══ EXCERPTED DATA ══

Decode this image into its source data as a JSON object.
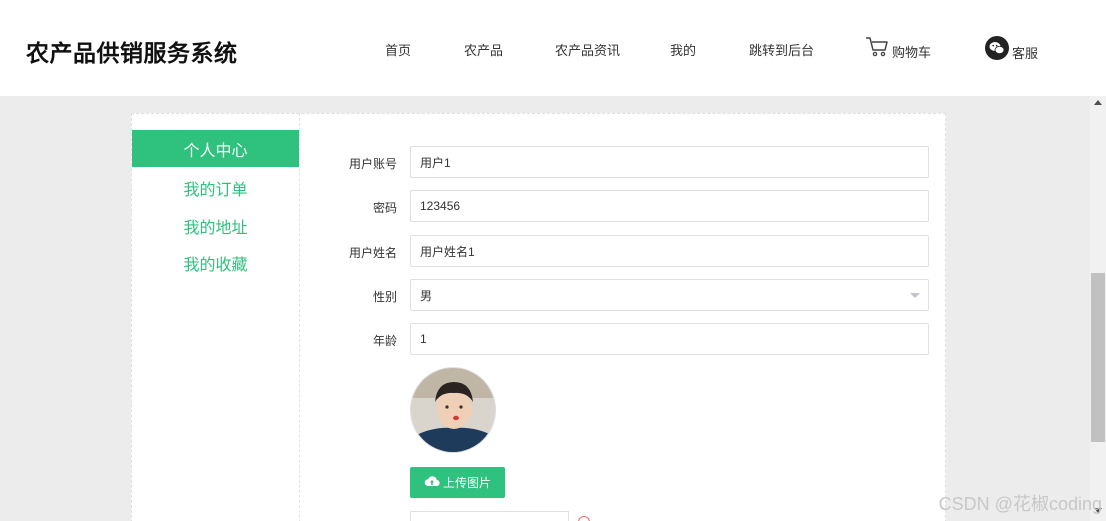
{
  "header": {
    "title": "农产品供销服务系统",
    "nav": {
      "home": "首页",
      "products": "农产品",
      "news": "农产品资讯",
      "mine": "我的",
      "backend": "跳转到后台",
      "cart": "购物车",
      "service": "客服"
    }
  },
  "sidebar": {
    "items": [
      {
        "label": "个人中心",
        "active": true
      },
      {
        "label": "我的订单"
      },
      {
        "label": "我的地址"
      },
      {
        "label": "我的收藏"
      }
    ]
  },
  "form": {
    "account_label": "用户账号",
    "account_value": "用户1",
    "password_label": "密码",
    "password_value": "123456",
    "name_label": "用户姓名",
    "name_value": "用户姓名1",
    "gender_label": "性别",
    "gender_value": "男",
    "age_label": "年龄",
    "age_value": "1",
    "upload_label": "上传图片"
  },
  "watermark": "CSDN @花椒coding",
  "colors": {
    "accent": "#2ec27e"
  },
  "icons": {
    "cart": "shopping-cart-icon",
    "service": "wechat-icon",
    "upload": "cloud-upload-icon"
  }
}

═══

* [STATED PROBLEM]
Transcribe the records above exactly as they appear, leaving out any pictures.

* [WRITTEN ANSWER]
Decode this image into its source data as a JSON object.
{
  "header": {
    "title": "农产品供销服务系统",
    "nav": {
      "home": "首页",
      "products": "农产品",
      "news": "农产品资讯",
      "mine": "我的",
      "backend": "跳转到后台",
      "cart": "购物车",
      "service": "客服"
    }
  },
  "sidebar": {
    "items": [
      {
        "label": "个人中心",
        "active": true
      },
      {
        "label": "我的订单"
      },
      {
        "label": "我的地址"
      },
      {
        "label": "我的收藏"
      }
    ]
  },
  "form": {
    "account_label": "用户账号",
    "account_value": "用户1",
    "password_label": "密码",
    "password_value": "123456",
    "name_label": "用户姓名",
    "name_value": "用户姓名1",
    "gender_label": "性别",
    "gender_value": "男",
    "age_label": "年龄",
    "age_value": "1",
    "upload_label": "上传图片"
  },
  "watermark": "CSDN @花椒coding",
  "colors": {
    "accent": "#2ec27e"
  },
  "icons": {
    "cart": "shopping-cart-icon",
    "service": "wechat-icon",
    "upload": "cloud-upload-icon"
  }
}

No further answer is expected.